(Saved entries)
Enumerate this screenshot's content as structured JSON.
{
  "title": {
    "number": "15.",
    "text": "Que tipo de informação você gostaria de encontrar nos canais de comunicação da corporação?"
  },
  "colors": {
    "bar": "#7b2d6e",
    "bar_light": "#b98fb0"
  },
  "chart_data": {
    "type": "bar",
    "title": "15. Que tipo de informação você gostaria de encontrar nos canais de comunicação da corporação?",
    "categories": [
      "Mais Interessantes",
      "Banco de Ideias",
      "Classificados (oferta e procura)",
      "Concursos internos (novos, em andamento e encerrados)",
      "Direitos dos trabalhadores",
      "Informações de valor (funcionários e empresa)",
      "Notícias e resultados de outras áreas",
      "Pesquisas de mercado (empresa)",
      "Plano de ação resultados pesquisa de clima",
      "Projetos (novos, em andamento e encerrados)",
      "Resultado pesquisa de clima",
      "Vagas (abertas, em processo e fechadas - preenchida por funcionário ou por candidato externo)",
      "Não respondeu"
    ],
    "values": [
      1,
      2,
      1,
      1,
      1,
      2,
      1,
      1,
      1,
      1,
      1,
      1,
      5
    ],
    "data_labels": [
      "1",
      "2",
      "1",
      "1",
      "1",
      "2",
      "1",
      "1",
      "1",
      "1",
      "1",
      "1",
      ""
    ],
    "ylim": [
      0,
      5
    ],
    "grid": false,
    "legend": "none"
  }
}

[What the exercise asks]: Please repeat the material above, word for word and in full.

[Task solution]:
Enumerate this screenshot's content as structured JSON.
{
  "title": {
    "number": "15.",
    "text": "Que tipo de informação você gostaria de encontrar nos canais de comunicação da corporação?"
  },
  "colors": {
    "bar": "#7b2d6e",
    "bar_light": "#b98fb0"
  },
  "chart_data": {
    "type": "bar",
    "title": "15. Que tipo de informação você gostaria de encontrar nos canais de comunicação da corporação?",
    "categories": [
      "Mais Interessantes",
      "Banco de Ideias",
      "Classificados (oferta e procura)",
      "Concursos internos (novos, em andamento e encerrados)",
      "Direitos dos trabalhadores",
      "Informações de valor (funcionários e empresa)",
      "Notícias e resultados de outras áreas",
      "Pesquisas de mercado (empresa)",
      "Plano de ação resultados pesquisa de clima",
      "Projetos (novos, em andamento e encerrados)",
      "Resultado pesquisa de clima",
      "Vagas (abertas, em processo e fechadas - preenchida por funcionário ou por candidato externo)",
      "Não respondeu"
    ],
    "values": [
      1,
      2,
      1,
      1,
      1,
      2,
      1,
      1,
      1,
      1,
      1,
      1,
      5
    ],
    "data_labels": [
      "1",
      "2",
      "1",
      "1",
      "1",
      "2",
      "1",
      "1",
      "1",
      "1",
      "1",
      "1",
      ""
    ],
    "ylim": [
      0,
      5
    ],
    "grid": false,
    "legend": "none"
  }
}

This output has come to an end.